--- START ---
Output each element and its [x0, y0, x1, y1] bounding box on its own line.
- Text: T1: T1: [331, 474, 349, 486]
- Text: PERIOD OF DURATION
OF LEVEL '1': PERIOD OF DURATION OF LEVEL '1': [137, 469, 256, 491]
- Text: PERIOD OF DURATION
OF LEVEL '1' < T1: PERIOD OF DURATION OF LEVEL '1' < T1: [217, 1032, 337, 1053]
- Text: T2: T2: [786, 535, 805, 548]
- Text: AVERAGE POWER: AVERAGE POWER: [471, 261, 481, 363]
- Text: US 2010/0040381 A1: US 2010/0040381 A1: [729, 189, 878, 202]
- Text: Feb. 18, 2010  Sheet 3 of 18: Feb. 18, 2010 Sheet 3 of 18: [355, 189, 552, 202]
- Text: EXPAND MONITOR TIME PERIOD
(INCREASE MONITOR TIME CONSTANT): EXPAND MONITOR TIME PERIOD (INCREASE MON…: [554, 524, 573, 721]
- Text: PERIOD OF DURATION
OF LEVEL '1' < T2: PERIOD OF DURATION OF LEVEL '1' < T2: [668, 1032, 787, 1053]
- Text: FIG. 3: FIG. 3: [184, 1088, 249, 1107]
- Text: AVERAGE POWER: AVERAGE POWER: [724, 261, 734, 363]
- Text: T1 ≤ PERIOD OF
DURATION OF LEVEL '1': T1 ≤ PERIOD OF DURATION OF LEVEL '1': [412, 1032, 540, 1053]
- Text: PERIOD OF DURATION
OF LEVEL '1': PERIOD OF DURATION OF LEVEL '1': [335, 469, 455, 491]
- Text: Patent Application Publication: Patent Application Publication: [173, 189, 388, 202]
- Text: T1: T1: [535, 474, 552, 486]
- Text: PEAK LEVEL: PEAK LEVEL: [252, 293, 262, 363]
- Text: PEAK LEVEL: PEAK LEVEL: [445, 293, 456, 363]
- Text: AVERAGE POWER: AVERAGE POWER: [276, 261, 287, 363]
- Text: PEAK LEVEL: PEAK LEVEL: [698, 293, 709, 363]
--- END ---
> _Direction_: Copy out the listing above line for line, keeping every character unchanged.

> _Response to this task_:
Output each element and its [x0, y0, x1, y1] bounding box on its own line.
- Text: T1: T1: [331, 474, 349, 486]
- Text: PERIOD OF DURATION
OF LEVEL '1': PERIOD OF DURATION OF LEVEL '1': [137, 469, 256, 491]
- Text: PERIOD OF DURATION
OF LEVEL '1' < T1: PERIOD OF DURATION OF LEVEL '1' < T1: [217, 1032, 337, 1053]
- Text: T2: T2: [786, 535, 805, 548]
- Text: AVERAGE POWER: AVERAGE POWER: [471, 261, 481, 363]
- Text: US 2010/0040381 A1: US 2010/0040381 A1: [729, 189, 878, 202]
- Text: Feb. 18, 2010  Sheet 3 of 18: Feb. 18, 2010 Sheet 3 of 18: [355, 189, 552, 202]
- Text: EXPAND MONITOR TIME PERIOD
(INCREASE MONITOR TIME CONSTANT): EXPAND MONITOR TIME PERIOD (INCREASE MON…: [554, 524, 573, 721]
- Text: PERIOD OF DURATION
OF LEVEL '1' < T2: PERIOD OF DURATION OF LEVEL '1' < T2: [668, 1032, 787, 1053]
- Text: FIG. 3: FIG. 3: [184, 1088, 249, 1107]
- Text: AVERAGE POWER: AVERAGE POWER: [724, 261, 734, 363]
- Text: T1 ≤ PERIOD OF
DURATION OF LEVEL '1': T1 ≤ PERIOD OF DURATION OF LEVEL '1': [412, 1032, 540, 1053]
- Text: PERIOD OF DURATION
OF LEVEL '1': PERIOD OF DURATION OF LEVEL '1': [335, 469, 455, 491]
- Text: Patent Application Publication: Patent Application Publication: [173, 189, 388, 202]
- Text: T1: T1: [535, 474, 552, 486]
- Text: PEAK LEVEL: PEAK LEVEL: [252, 293, 262, 363]
- Text: PEAK LEVEL: PEAK LEVEL: [445, 293, 456, 363]
- Text: AVERAGE POWER: AVERAGE POWER: [276, 261, 287, 363]
- Text: PEAK LEVEL: PEAK LEVEL: [698, 293, 709, 363]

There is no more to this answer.